# Data records
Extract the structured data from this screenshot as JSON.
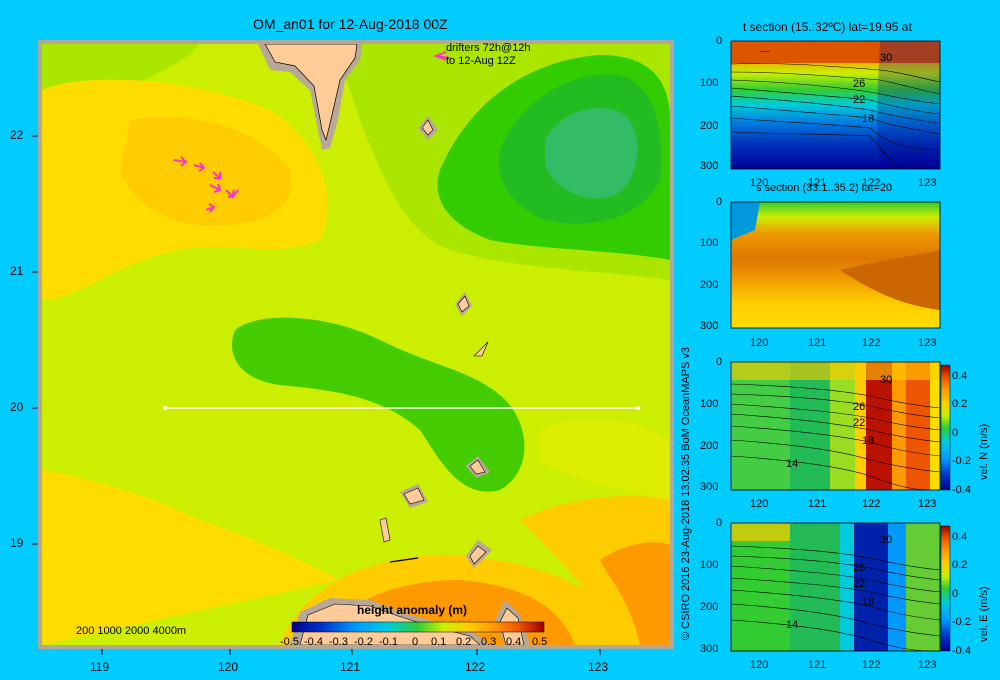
{
  "map": {
    "title": "OM_an01 for 12-Aug-2018 00Z",
    "x_ticks": [
      "119",
      "120",
      "121",
      "122",
      "123"
    ],
    "y_ticks": [
      "22",
      "21",
      "20",
      "19"
    ],
    "drifters_line1": "drifters 72h@12h",
    "drifters_line2": "to 12-Aug 12Z",
    "depth_legend": "200  1000  2000  4000m",
    "colorbar_label": "height anomaly (m)",
    "colorbar_ticks": [
      "-0.5",
      "-0.4",
      "-0.3",
      "-0.2",
      "-0.1",
      "0",
      "0.1",
      "0.2",
      "0.3",
      "0.4",
      "0.5"
    ],
    "section_lat": 20,
    "section_lon_range": [
      119.5,
      123.2
    ]
  },
  "credit": "© CSIRO 2016   23-Aug-2018 13:02:35 BoM OceanMAPS v3",
  "panels": {
    "t_section_title": "t section (15..32ºC) lat=19.95 at",
    "s_section_title": "s section (33.1..35.2) lat=20",
    "depth_ticks": [
      "0",
      "100",
      "200",
      "300"
    ],
    "lon_ticks": [
      "120",
      "121",
      "122",
      "123"
    ],
    "isotherm_labels_t": [
      "30",
      "26",
      "22",
      "18"
    ],
    "isotherm_labels_n": [
      "30",
      "26",
      "22",
      "18",
      "14"
    ],
    "isotherm_labels_e": [
      "30",
      "26",
      "22",
      "18",
      "14"
    ],
    "vel_ticks": [
      "0.4",
      "0.2",
      "0",
      "-0.2",
      "-0.4"
    ],
    "vel_n_label": "vel. N (m/s)",
    "vel_e_label": "vel. E (m/s)"
  },
  "colors": {
    "background": "#00ccff",
    "land": "#ffcc99",
    "shelf": "#b8a898",
    "frame": "#b0a898"
  }
}
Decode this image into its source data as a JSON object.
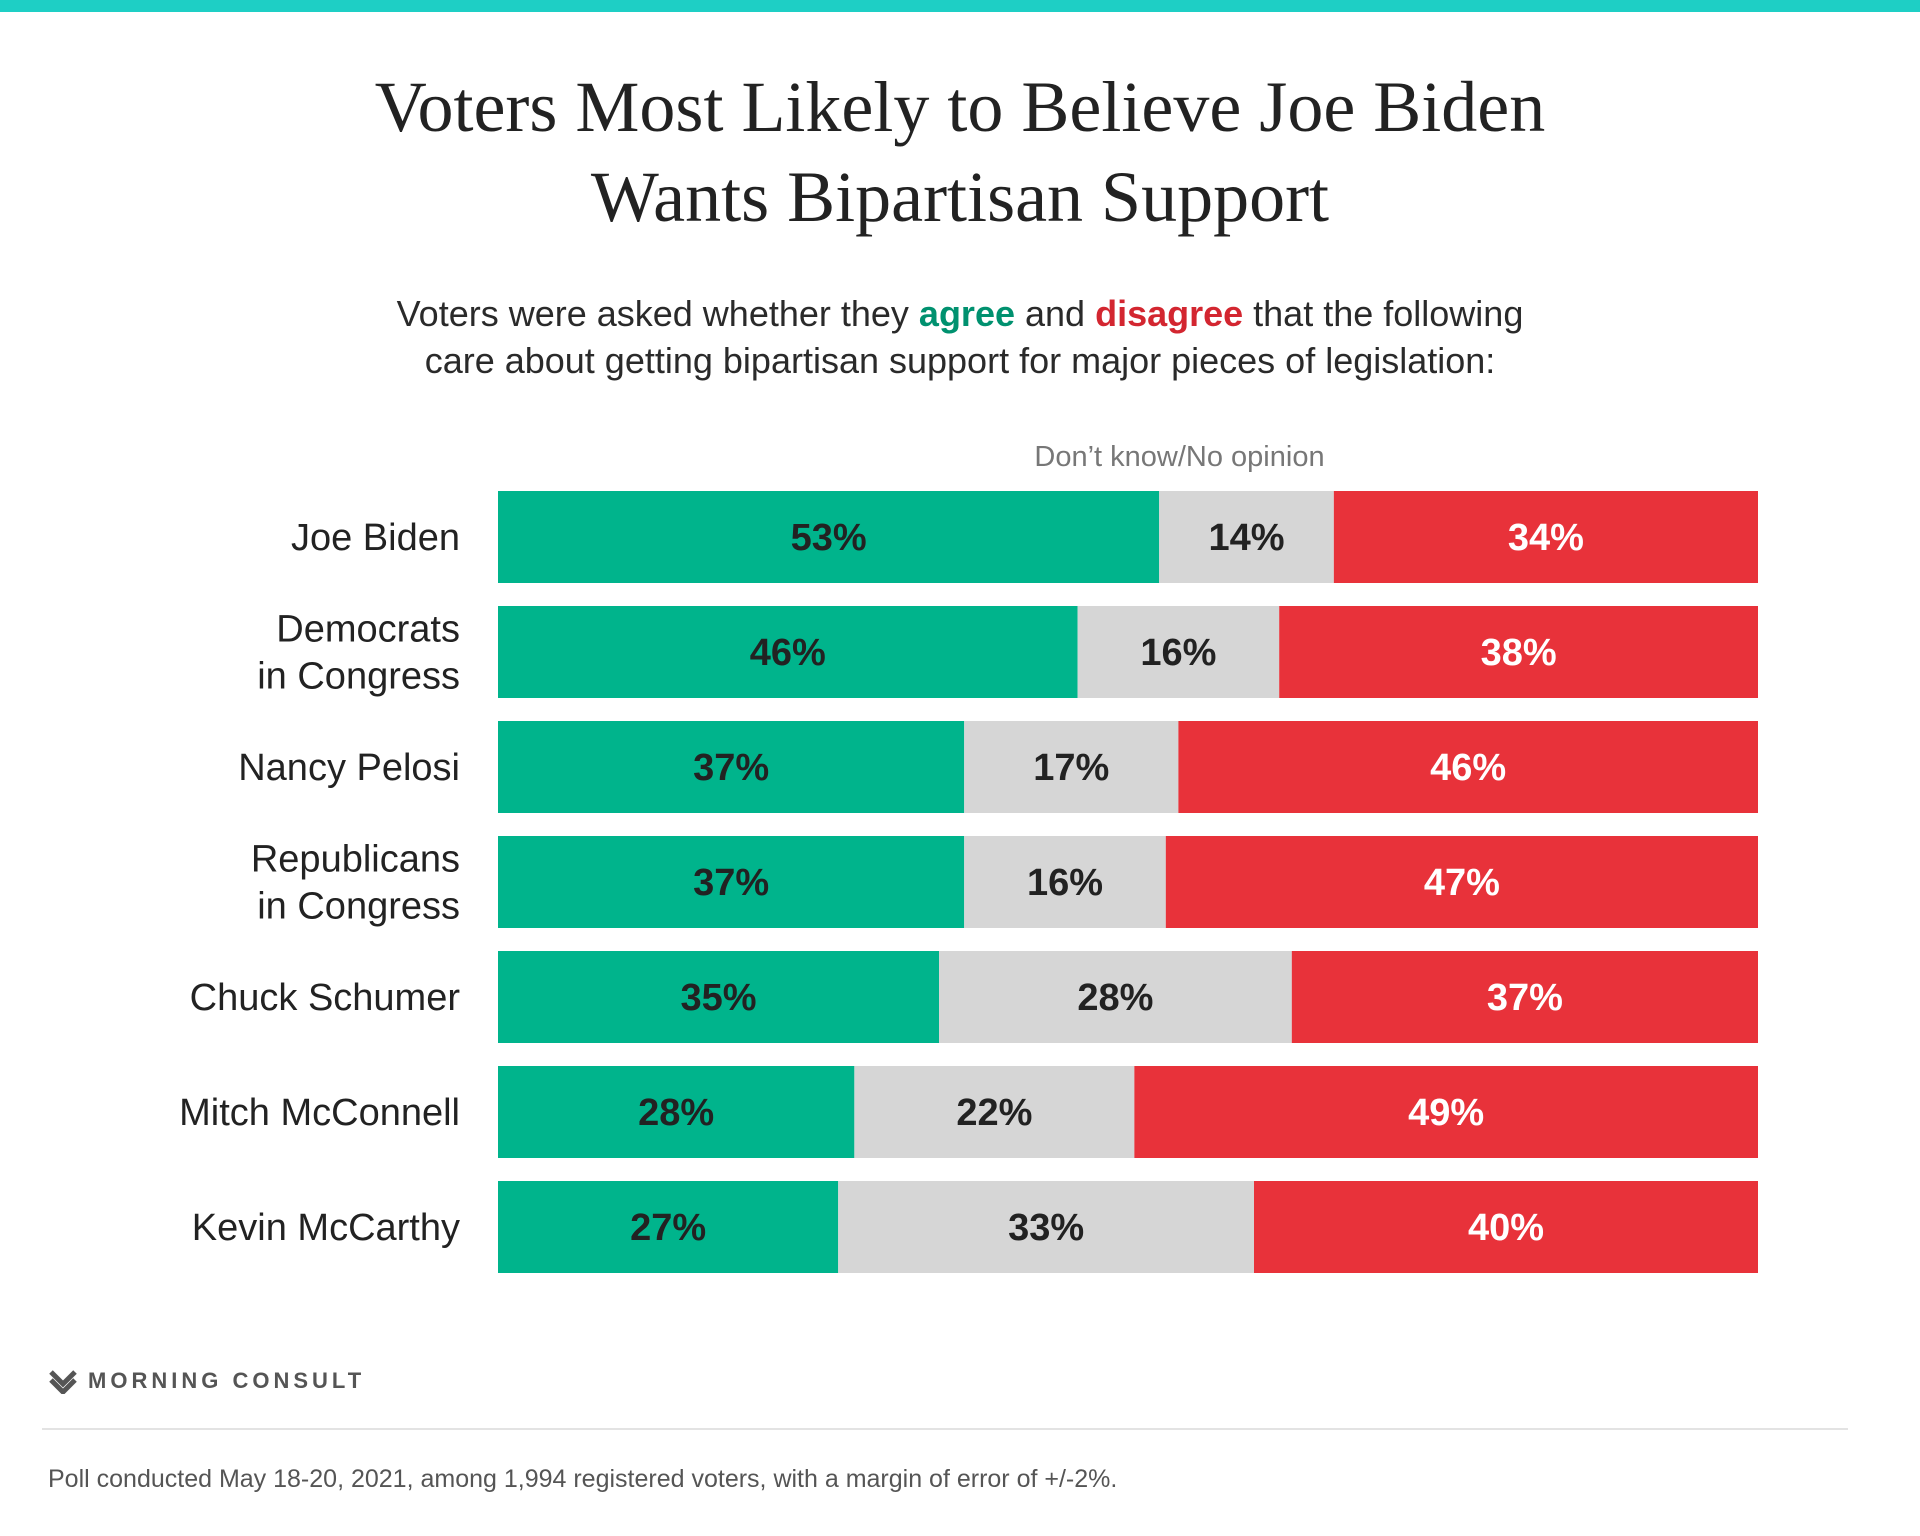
{
  "colors": {
    "agree": "#00b48c",
    "dont_know": "#d6d6d6",
    "disagree": "#e8323a",
    "agree_text": "#00916f",
    "disagree_text": "#d32630",
    "top_bar": "#1ecfc5"
  },
  "title_lines": [
    "Voters Most Likely to Believe Joe Biden",
    "Wants Bipartisan Support"
  ],
  "subtitle": {
    "pre": "Voters were asked whether they ",
    "agree_word": "agree",
    "mid": " and ",
    "disagree_word": "disagree",
    "post": " that the following",
    "line2": "care about getting bipartisan support for major pieces of legislation:"
  },
  "brand": {
    "name": "MORNING CONSULT",
    "icon": "morning-consult-logo-icon"
  },
  "footnote": "Poll conducted May 18-20, 2021, among 1,994 registered voters, with a margin of error of +/-2%.",
  "chart_data": {
    "type": "bar",
    "orientation": "horizontal",
    "stacked": true,
    "categories": [
      [
        "Joe Biden"
      ],
      [
        "Democrats",
        "in Congress"
      ],
      [
        "Nancy Pelosi"
      ],
      [
        "Republicans",
        "in Congress"
      ],
      [
        "Chuck Schumer"
      ],
      [
        "Mitch McConnell"
      ],
      [
        "Kevin McCarthy"
      ]
    ],
    "series": [
      {
        "key": "agree",
        "values": [
          53,
          46,
          37,
          37,
          35,
          28,
          27
        ]
      },
      {
        "name": "Don’t know/No opinion",
        "key": "dont_know",
        "values": [
          14,
          16,
          17,
          16,
          28,
          22,
          33
        ]
      },
      {
        "key": "disagree",
        "values": [
          34,
          38,
          46,
          47,
          37,
          49,
          40
        ]
      }
    ],
    "value_suffix": "%",
    "grid": false
  }
}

# Work to do
All of the entries above should be duplicated exactly, except for the pictures.

# Result below
Extract the structured data from this screenshot as JSON.
{
  "map": {
    "title": "OM_an01 for 12-Aug-2018 00Z",
    "x_ticks": [
      "119",
      "120",
      "121",
      "122",
      "123"
    ],
    "y_ticks": [
      "22",
      "21",
      "20",
      "19"
    ],
    "drifters_line1": "drifters 72h@12h",
    "drifters_line2": "to 12-Aug 12Z",
    "depth_legend": "200  1000  2000  4000m",
    "colorbar_label": "height anomaly (m)",
    "colorbar_ticks": [
      "-0.5",
      "-0.4",
      "-0.3",
      "-0.2",
      "-0.1",
      "0",
      "0.1",
      "0.2",
      "0.3",
      "0.4",
      "0.5"
    ],
    "section_lat": 20,
    "section_lon_range": [
      119.5,
      123.2
    ]
  },
  "credit": "© CSIRO 2016   23-Aug-2018 13:02:35 BoM OceanMAPS v3",
  "panels": {
    "t_section_title": "t section (15..32ºC) lat=19.95 at",
    "s_section_title": "s section (33.1..35.2) lat=20",
    "depth_ticks": [
      "0",
      "100",
      "200",
      "300"
    ],
    "lon_ticks": [
      "120",
      "121",
      "122",
      "123"
    ],
    "isotherm_labels_t": [
      "30",
      "26",
      "22",
      "18"
    ],
    "isotherm_labels_n": [
      "30",
      "26",
      "22",
      "18",
      "14"
    ],
    "isotherm_labels_e": [
      "30",
      "26",
      "22",
      "18",
      "14"
    ],
    "vel_ticks": [
      "0.4",
      "0.2",
      "0",
      "-0.2",
      "-0.4"
    ],
    "vel_n_label": "vel. N (m/s)",
    "vel_e_label": "vel. E (m/s)"
  },
  "colors": {
    "background": "#00ccff",
    "land": "#ffcc99",
    "shelf": "#b8a898",
    "frame": "#b0a898"
  }
}
Decode this image into its source data as a JSON object.
{
  "colors": {
    "agree": "#00b48c",
    "dont_know": "#d6d6d6",
    "disagree": "#e8323a",
    "agree_text": "#00916f",
    "disagree_text": "#d32630",
    "top_bar": "#1ecfc5"
  },
  "title_lines": [
    "Voters Most Likely to Believe Joe Biden",
    "Wants Bipartisan Support"
  ],
  "subtitle": {
    "pre": "Voters were asked whether they ",
    "agree_word": "agree",
    "mid": " and ",
    "disagree_word": "disagree",
    "post": " that the following",
    "line2": "care about getting bipartisan support for major pieces of legislation:"
  },
  "brand": {
    "name": "MORNING CONSULT",
    "icon": "morning-consult-logo-icon"
  },
  "footnote": "Poll conducted May 18-20, 2021, among 1,994 registered voters, with a margin of error of +/-2%.",
  "chart_data": {
    "type": "bar",
    "orientation": "horizontal",
    "stacked": true,
    "categories": [
      [
        "Joe Biden"
      ],
      [
        "Democrats",
        "in Congress"
      ],
      [
        "Nancy Pelosi"
      ],
      [
        "Republicans",
        "in Congress"
      ],
      [
        "Chuck Schumer"
      ],
      [
        "Mitch McConnell"
      ],
      [
        "Kevin McCarthy"
      ]
    ],
    "series": [
      {
        "key": "agree",
        "values": [
          53,
          46,
          37,
          37,
          35,
          28,
          27
        ]
      },
      {
        "name": "Don’t know/No opinion",
        "key": "dont_know",
        "values": [
          14,
          16,
          17,
          16,
          28,
          22,
          33
        ]
      },
      {
        "key": "disagree",
        "values": [
          34,
          38,
          46,
          47,
          37,
          49,
          40
        ]
      }
    ],
    "value_suffix": "%",
    "grid": false
  }
}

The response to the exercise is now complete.